§ Materials provided
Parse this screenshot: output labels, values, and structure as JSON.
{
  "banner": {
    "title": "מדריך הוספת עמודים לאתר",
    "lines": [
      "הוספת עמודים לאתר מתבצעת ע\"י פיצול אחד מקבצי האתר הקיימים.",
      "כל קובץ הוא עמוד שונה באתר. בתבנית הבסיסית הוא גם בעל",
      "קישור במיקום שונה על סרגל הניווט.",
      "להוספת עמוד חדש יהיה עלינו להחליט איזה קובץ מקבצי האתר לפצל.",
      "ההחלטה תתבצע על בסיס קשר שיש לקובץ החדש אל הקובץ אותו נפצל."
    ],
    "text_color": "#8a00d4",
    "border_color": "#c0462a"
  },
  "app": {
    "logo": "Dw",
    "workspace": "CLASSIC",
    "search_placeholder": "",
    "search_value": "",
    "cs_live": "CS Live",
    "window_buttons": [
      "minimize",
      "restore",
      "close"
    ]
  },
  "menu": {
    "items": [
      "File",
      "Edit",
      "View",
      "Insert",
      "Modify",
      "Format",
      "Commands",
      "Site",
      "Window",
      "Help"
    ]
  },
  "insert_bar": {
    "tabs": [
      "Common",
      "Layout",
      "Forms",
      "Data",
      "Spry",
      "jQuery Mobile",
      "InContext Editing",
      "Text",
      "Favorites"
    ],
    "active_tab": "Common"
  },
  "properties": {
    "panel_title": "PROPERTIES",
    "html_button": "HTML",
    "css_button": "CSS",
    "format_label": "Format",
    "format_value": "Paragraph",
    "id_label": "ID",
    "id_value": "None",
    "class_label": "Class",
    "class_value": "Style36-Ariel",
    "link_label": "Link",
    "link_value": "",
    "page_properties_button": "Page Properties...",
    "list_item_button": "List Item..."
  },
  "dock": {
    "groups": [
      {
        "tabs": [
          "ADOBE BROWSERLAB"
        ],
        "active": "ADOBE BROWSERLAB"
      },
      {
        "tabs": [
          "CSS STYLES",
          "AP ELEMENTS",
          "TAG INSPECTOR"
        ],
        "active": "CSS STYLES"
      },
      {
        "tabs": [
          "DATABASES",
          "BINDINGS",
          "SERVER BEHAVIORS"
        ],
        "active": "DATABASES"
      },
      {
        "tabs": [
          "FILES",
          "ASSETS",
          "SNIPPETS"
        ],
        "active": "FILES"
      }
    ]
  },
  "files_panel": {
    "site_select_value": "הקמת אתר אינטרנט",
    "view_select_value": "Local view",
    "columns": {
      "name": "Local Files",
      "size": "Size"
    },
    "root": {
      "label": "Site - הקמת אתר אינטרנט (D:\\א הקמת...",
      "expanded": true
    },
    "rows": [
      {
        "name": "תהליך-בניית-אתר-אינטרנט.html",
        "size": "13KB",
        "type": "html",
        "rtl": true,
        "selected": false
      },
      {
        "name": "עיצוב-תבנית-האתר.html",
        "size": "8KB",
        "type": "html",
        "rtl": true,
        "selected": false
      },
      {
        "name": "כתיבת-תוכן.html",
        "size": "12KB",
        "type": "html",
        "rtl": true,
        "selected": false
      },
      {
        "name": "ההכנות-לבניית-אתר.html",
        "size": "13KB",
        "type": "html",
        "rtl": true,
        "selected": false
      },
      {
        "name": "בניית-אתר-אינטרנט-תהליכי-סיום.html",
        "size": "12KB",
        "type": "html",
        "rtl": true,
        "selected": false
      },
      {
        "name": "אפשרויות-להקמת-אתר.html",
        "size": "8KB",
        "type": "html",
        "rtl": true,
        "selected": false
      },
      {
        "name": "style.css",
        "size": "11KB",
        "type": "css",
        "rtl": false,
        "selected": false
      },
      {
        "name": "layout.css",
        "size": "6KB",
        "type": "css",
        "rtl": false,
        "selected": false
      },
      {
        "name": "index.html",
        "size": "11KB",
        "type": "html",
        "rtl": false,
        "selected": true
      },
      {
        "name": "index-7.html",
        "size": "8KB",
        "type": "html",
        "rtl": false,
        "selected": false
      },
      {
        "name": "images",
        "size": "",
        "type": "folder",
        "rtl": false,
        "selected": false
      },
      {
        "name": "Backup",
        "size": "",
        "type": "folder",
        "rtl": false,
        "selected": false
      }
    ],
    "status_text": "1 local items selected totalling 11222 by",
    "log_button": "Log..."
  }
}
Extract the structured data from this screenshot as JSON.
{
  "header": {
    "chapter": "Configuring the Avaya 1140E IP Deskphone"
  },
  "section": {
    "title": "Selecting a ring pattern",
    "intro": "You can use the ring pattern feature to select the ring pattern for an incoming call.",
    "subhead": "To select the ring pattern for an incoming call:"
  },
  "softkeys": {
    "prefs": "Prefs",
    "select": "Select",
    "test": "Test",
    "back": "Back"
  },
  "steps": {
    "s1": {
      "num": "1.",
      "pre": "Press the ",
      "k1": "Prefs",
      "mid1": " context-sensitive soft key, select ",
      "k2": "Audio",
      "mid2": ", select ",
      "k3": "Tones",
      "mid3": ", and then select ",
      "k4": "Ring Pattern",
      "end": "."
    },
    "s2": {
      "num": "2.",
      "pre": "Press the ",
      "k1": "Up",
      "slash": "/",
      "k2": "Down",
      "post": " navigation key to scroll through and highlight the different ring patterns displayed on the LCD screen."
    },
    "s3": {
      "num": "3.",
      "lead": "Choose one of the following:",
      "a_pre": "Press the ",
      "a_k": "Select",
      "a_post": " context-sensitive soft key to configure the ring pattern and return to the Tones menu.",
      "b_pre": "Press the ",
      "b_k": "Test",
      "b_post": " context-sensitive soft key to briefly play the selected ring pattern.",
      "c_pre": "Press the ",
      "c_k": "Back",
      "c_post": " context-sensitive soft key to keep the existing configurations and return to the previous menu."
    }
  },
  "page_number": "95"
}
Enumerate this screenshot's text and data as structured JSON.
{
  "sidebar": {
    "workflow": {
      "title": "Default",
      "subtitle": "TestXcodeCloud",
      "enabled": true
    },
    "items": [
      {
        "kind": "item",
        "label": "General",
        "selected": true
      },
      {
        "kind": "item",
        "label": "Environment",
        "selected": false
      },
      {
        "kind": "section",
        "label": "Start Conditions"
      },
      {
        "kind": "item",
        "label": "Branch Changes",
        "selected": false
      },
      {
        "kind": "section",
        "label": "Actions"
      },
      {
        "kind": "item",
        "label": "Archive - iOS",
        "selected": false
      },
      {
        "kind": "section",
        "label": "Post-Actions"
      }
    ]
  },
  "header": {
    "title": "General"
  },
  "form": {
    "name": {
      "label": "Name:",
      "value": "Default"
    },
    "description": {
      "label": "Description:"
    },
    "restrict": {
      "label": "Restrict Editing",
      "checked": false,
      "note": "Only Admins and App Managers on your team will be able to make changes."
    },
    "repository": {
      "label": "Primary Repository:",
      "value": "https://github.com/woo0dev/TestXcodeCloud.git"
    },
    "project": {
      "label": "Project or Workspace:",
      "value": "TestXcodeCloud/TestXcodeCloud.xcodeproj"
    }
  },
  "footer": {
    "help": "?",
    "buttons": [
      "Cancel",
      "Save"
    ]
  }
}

§ Problem statement
Quote all of the entries exactly as they appear.

§ Written response
Parse this screenshot: output labels, values, and structure as JSON.
{
  "banner": {
    "title": "מדריך הוספת עמודים לאתר",
    "lines": [
      "הוספת עמודים לאתר מתבצעת ע\"י פיצול אחד מקבצי האתר הקיימים.",
      "כל קובץ הוא עמוד שונה באתר. בתבנית הבסיסית הוא גם בעל",
      "קישור במיקום שונה על סרגל הניווט.",
      "להוספת עמוד חדש יהיה עלינו להחליט איזה קובץ מקבצי האתר לפצל.",
      "ההחלטה תתבצע על בסיס קשר שיש לקובץ החדש אל הקובץ אותו נפצל."
    ],
    "text_color": "#8a00d4",
    "border_color": "#c0462a"
  },
  "app": {
    "logo": "Dw",
    "workspace": "CLASSIC",
    "search_placeholder": "",
    "search_value": "",
    "cs_live": "CS Live",
    "window_buttons": [
      "minimize",
      "restore",
      "close"
    ]
  },
  "menu": {
    "items": [
      "File",
      "Edit",
      "View",
      "Insert",
      "Modify",
      "Format",
      "Commands",
      "Site",
      "Window",
      "Help"
    ]
  },
  "insert_bar": {
    "tabs": [
      "Common",
      "Layout",
      "Forms",
      "Data",
      "Spry",
      "jQuery Mobile",
      "InContext Editing",
      "Text",
      "Favorites"
    ],
    "active_tab": "Common"
  },
  "properties": {
    "panel_title": "PROPERTIES",
    "html_button": "HTML",
    "css_button": "CSS",
    "format_label": "Format",
    "format_value": "Paragraph",
    "id_label": "ID",
    "id_value": "None",
    "class_label": "Class",
    "class_value": "Style36-Ariel",
    "link_label": "Link",
    "link_value": "",
    "page_properties_button": "Page Properties...",
    "list_item_button": "List Item..."
  },
  "dock": {
    "groups": [
      {
        "tabs": [
          "ADOBE BROWSERLAB"
        ],
        "active": "ADOBE BROWSERLAB"
      },
      {
        "tabs": [
          "CSS STYLES",
          "AP ELEMENTS",
          "TAG INSPECTOR"
        ],
        "active": "CSS STYLES"
      },
      {
        "tabs": [
          "DATABASES",
          "BINDINGS",
          "SERVER BEHAVIORS"
        ],
        "active": "DATABASES"
      },
      {
        "tabs": [
          "FILES",
          "ASSETS",
          "SNIPPETS"
        ],
        "active": "FILES"
      }
    ]
  },
  "files_panel": {
    "site_select_value": "הקמת אתר אינטרנט",
    "view_select_value": "Local view",
    "columns": {
      "name": "Local Files",
      "size": "Size"
    },
    "root": {
      "label": "Site - הקמת אתר אינטרנט (D:\\א הקמת...",
      "expanded": true
    },
    "rows": [
      {
        "name": "תהליך-בניית-אתר-אינטרנט.html",
        "size": "13KB",
        "type": "html",
        "rtl": true,
        "selected": false
      },
      {
        "name": "עיצוב-תבנית-האתר.html",
        "size": "8KB",
        "type": "html",
        "rtl": true,
        "selected": false
      },
      {
        "name": "כתיבת-תוכן.html",
        "size": "12KB",
        "type": "html",
        "rtl": true,
        "selected": false
      },
      {
        "name": "ההכנות-לבניית-אתר.html",
        "size": "13KB",
        "type": "html",
        "rtl": true,
        "selected": false
      },
      {
        "name": "בניית-אתר-אינטרנט-תהליכי-סיום.html",
        "size": "12KB",
        "type": "html",
        "rtl": true,
        "selected": false
      },
      {
        "name": "אפשרויות-להקמת-אתר.html",
        "size": "8KB",
        "type": "html",
        "rtl": true,
        "selected": false
      },
      {
        "name": "style.css",
        "size": "11KB",
        "type": "css",
        "rtl": false,
        "selected": false
      },
      {
        "name": "layout.css",
        "size": "6KB",
        "type": "css",
        "rtl": false,
        "selected": false
      },
      {
        "name": "index.html",
        "size": "11KB",
        "type": "html",
        "rtl": false,
        "selected": true
      },
      {
        "name": "index-7.html",
        "size": "8KB",
        "type": "html",
        "rtl": false,
        "selected": false
      },
      {
        "name": "images",
        "size": "",
        "type": "folder",
        "rtl": false,
        "selected": false
      },
      {
        "name": "Backup",
        "size": "",
        "type": "folder",
        "rtl": false,
        "selected": false
      }
    ],
    "status_text": "1 local items selected totalling 11222 by",
    "log_button": "Log..."
  }
}
Extract the structured data from this screenshot as JSON.
{
  "header": {
    "chapter": "Configuring the Avaya 1140E IP Deskphone"
  },
  "section": {
    "title": "Selecting a ring pattern",
    "intro": "You can use the ring pattern feature to select the ring pattern for an incoming call.",
    "subhead": "To select the ring pattern for an incoming call:"
  },
  "softkeys": {
    "prefs": "Prefs",
    "select": "Select",
    "test": "Test",
    "back": "Back"
  },
  "steps": {
    "s1": {
      "num": "1.",
      "pre": "Press the ",
      "k1": "Prefs",
      "mid1": " context-sensitive soft key, select ",
      "k2": "Audio",
      "mid2": ", select ",
      "k3": "Tones",
      "mid3": ", and then select ",
      "k4": "Ring Pattern",
      "end": "."
    },
    "s2": {
      "num": "2.",
      "pre": "Press the ",
      "k1": "Up",
      "slash": "/",
      "k2": "Down",
      "post": " navigation key to scroll through and highlight the different ring patterns displayed on the LCD screen."
    },
    "s3": {
      "num": "3.",
      "lead": "Choose one of the following:",
      "a_pre": "Press the ",
      "a_k": "Select",
      "a_post": " context-sensitive soft key to configure the ring pattern and return to the Tones menu.",
      "b_pre": "Press the ",
      "b_k": "Test",
      "b_post": " context-sensitive soft key to briefly play the selected ring pattern.",
      "c_pre": "Press the ",
      "c_k": "Back",
      "c_post": " context-sensitive soft key to keep the existing configurations and return to the previous menu."
    }
  },
  "page_number": "95"
}
Enumerate this screenshot's text and data as structured JSON.
{
  "sidebar": {
    "workflow": {
      "title": "Default",
      "subtitle": "TestXcodeCloud",
      "enabled": true
    },
    "items": [
      {
        "kind": "item",
        "label": "General",
        "selected": true
      },
      {
        "kind": "item",
        "label": "Environment",
        "selected": false
      },
      {
        "kind": "section",
        "label": "Start Conditions"
      },
      {
        "kind": "item",
        "label": "Branch Changes",
        "selected": false
      },
      {
        "kind": "section",
        "label": "Actions"
      },
      {
        "kind": "item",
        "label": "Archive - iOS",
        "selected": false
      },
      {
        "kind": "section",
        "label": "Post-Actions"
      }
    ]
  },
  "header": {
    "title": "General"
  },
  "form": {
    "name": {
      "label": "Name:",
      "value": "Default"
    },
    "description": {
      "label": "Description:"
    },
    "restrict": {
      "label": "Restrict Editing",
      "checked": false,
      "note": "Only Admins and App Managers on your team will be able to make changes."
    },
    "repository": {
      "label": "Primary Repository:",
      "value": "https://github.com/woo0dev/TestXcodeCloud.git"
    },
    "project": {
      "label": "Project or Workspace:",
      "value": "TestXcodeCloud/TestXcodeCloud.xcodeproj"
    }
  },
  "footer": {
    "help": "?",
    "buttons": [
      "Cancel",
      "Save"
    ]
  }
}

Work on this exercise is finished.